[A block of data]

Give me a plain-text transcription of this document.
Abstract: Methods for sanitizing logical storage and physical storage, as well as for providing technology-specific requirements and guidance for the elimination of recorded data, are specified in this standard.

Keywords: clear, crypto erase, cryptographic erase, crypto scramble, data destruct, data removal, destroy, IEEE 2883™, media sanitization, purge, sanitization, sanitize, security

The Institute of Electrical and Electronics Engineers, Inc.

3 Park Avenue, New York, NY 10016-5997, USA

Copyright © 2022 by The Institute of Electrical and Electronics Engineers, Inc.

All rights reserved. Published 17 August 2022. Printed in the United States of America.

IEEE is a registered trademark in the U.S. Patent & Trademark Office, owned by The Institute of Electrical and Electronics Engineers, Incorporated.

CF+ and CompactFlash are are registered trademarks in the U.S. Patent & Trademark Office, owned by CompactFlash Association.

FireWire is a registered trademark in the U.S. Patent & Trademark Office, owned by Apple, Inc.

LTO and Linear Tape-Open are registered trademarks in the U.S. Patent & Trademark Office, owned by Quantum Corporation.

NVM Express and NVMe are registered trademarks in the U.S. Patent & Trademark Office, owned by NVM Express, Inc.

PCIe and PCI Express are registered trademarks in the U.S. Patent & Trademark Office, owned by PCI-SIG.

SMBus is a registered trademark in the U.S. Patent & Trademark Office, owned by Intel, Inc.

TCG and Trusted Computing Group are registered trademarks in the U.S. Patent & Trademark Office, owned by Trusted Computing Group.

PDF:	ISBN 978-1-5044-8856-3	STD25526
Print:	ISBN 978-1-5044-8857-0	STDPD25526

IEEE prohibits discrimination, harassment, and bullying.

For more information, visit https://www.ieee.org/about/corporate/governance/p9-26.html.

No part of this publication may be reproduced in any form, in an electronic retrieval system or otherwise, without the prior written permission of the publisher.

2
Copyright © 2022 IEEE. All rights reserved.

REQUIREMENTS
Output all records verbatim.

WRITTEN RESPONSE
Give me a plain-text transcription of this document.
Abstract: Methods for sanitizing logical storage and physical storage, as well as for providing technology-specific requirements and guidance for the elimination of recorded data, are specified in this standard.

Keywords: clear, crypto erase, cryptographic erase, crypto scramble, data destruct, data removal, destroy, IEEE 2883™, media sanitization, purge, sanitization, sanitize, security

The Institute of Electrical and Electronics Engineers, Inc.

3 Park Avenue, New York, NY 10016-5997, USA

Copyright © 2022 by The Institute of Electrical and Electronics Engineers, Inc.

All rights reserved. Published 17 August 2022. Printed in the United States of America.

IEEE is a registered trademark in the U.S. Patent & Trademark Office, owned by The Institute of Electrical and Electronics Engineers, Incorporated.

CF+ and CompactFlash are are registered trademarks in the U.S. Patent & Trademark Office, owned by CompactFlash Association.

FireWire is a registered trademark in the U.S. Patent & Trademark Office, owned by Apple, Inc.

LTO and Linear Tape-Open are registered trademarks in the U.S. Patent & Trademark Office, owned by Quantum Corporation.

NVM Express and NVMe are registered trademarks in the U.S. Patent & Trademark Office, owned by NVM Express, Inc.

PCIe and PCI Express are registered trademarks in the U.S. Patent & Trademark Office, owned by PCI-SIG.

SMBus is a registered trademark in the U.S. Patent & Trademark Office, owned by Intel, Inc.

TCG and Trusted Computing Group are registered trademarks in the U.S. Patent & Trademark Office, owned by Trusted Computing Group.

PDF:	ISBN 978-1-5044-8856-3	STD25526
Print:	ISBN 978-1-5044-8857-0	STDPD25526

IEEE prohibits discrimination, harassment, and bullying.

For more information, visit https://www.ieee.org/about/corporate/governance/p9-26.html.

No part of this publication may be reproduced in any form, in an electronic retrieval system or otherwise, without the prior written permission of the publisher.

2
Copyright © 2022 IEEE. All rights reserved.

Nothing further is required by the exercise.